» Directions for this task
Look through the data below. Show each line where the string "Niemczech" occurs.

***

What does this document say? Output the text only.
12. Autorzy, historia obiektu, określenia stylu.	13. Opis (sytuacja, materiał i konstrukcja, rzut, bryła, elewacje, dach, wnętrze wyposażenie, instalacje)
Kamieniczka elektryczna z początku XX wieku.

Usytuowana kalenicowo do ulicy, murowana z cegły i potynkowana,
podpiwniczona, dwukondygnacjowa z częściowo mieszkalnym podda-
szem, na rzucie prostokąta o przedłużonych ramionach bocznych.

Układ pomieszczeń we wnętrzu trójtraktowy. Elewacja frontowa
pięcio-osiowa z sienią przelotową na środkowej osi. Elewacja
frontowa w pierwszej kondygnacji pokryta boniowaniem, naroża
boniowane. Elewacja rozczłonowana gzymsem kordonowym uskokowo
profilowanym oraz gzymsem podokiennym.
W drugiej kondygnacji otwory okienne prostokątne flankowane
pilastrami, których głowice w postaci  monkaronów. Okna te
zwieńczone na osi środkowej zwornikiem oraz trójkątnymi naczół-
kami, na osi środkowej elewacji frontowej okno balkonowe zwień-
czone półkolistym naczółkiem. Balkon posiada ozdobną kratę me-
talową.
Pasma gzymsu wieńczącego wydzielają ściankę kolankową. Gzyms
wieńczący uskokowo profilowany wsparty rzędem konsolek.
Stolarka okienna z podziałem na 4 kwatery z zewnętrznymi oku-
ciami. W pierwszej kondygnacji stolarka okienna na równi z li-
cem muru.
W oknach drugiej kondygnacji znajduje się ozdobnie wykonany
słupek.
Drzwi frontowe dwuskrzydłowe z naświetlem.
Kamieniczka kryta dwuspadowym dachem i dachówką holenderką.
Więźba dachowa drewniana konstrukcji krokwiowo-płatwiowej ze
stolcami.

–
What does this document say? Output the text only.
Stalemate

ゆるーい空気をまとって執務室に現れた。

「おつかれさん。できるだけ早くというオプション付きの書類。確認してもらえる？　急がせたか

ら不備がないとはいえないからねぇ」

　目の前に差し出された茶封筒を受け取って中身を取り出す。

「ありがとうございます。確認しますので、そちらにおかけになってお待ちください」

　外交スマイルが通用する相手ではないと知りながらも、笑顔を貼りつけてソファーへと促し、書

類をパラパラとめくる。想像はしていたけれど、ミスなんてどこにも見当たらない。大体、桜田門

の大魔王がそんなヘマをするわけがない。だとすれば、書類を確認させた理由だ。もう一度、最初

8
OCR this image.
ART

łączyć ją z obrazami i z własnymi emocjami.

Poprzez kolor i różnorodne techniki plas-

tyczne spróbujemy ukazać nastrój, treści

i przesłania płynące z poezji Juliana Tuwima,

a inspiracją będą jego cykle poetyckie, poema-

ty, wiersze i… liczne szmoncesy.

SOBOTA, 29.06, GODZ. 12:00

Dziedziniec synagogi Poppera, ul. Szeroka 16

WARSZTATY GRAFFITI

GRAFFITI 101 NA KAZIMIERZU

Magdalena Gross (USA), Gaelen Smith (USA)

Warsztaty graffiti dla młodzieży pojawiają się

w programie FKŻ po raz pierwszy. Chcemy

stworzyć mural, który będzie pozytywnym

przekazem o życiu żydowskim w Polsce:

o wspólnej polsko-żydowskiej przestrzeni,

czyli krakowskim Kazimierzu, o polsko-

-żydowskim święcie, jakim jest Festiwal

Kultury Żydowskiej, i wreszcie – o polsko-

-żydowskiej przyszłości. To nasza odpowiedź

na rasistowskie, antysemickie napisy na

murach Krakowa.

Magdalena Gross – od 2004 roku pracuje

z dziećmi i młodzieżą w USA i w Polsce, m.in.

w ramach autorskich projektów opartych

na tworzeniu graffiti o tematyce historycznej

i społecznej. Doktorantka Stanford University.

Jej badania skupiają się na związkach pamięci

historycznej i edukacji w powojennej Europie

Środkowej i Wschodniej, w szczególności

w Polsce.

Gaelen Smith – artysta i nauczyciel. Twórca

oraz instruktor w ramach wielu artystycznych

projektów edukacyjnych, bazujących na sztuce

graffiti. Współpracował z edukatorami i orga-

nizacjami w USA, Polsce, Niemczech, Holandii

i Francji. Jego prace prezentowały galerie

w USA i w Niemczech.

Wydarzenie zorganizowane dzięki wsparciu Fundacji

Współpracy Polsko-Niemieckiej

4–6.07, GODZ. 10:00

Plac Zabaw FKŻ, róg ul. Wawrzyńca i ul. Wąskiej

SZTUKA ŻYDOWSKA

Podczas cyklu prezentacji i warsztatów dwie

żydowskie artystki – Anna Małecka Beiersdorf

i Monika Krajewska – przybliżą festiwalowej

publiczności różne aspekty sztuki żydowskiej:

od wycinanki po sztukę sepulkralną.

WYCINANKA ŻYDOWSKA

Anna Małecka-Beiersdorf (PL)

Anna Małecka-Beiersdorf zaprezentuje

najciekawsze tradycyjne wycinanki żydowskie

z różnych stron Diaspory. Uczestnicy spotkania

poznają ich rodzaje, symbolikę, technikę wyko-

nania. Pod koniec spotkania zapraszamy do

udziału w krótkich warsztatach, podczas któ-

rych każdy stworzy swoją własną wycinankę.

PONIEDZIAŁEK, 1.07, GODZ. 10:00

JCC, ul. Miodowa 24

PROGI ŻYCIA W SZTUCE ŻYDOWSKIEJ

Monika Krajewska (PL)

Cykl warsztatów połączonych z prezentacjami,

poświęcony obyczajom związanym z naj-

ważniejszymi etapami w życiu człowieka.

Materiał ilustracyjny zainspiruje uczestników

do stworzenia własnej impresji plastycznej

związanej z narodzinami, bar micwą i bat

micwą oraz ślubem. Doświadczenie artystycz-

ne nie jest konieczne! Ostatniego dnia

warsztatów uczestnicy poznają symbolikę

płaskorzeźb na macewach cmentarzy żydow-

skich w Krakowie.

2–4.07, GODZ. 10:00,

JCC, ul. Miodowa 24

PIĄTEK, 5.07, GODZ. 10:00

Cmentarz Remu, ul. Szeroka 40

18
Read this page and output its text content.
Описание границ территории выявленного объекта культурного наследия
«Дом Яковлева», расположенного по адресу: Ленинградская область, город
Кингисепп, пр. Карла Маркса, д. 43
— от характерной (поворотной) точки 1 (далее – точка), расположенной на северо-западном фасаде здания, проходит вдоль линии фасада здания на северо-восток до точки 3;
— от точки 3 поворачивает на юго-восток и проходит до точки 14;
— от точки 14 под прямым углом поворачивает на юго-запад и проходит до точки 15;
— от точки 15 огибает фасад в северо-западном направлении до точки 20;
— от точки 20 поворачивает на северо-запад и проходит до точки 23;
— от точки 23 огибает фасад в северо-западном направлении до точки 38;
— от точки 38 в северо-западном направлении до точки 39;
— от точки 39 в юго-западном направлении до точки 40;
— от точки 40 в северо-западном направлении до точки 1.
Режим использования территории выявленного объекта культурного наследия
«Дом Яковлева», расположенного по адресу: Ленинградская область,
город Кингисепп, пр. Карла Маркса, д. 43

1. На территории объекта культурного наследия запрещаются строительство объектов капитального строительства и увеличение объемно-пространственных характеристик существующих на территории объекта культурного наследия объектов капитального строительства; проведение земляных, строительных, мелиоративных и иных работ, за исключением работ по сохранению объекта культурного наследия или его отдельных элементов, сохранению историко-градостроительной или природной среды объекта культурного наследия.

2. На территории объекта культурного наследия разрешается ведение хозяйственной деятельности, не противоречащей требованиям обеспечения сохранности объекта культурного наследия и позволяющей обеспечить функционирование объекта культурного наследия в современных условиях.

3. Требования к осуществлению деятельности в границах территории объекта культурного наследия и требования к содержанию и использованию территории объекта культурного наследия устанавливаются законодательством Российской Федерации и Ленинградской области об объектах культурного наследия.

***

» Final result
nizacjami w USA, Polsce, Niemczech, Holandii
w USA i w Niemczech.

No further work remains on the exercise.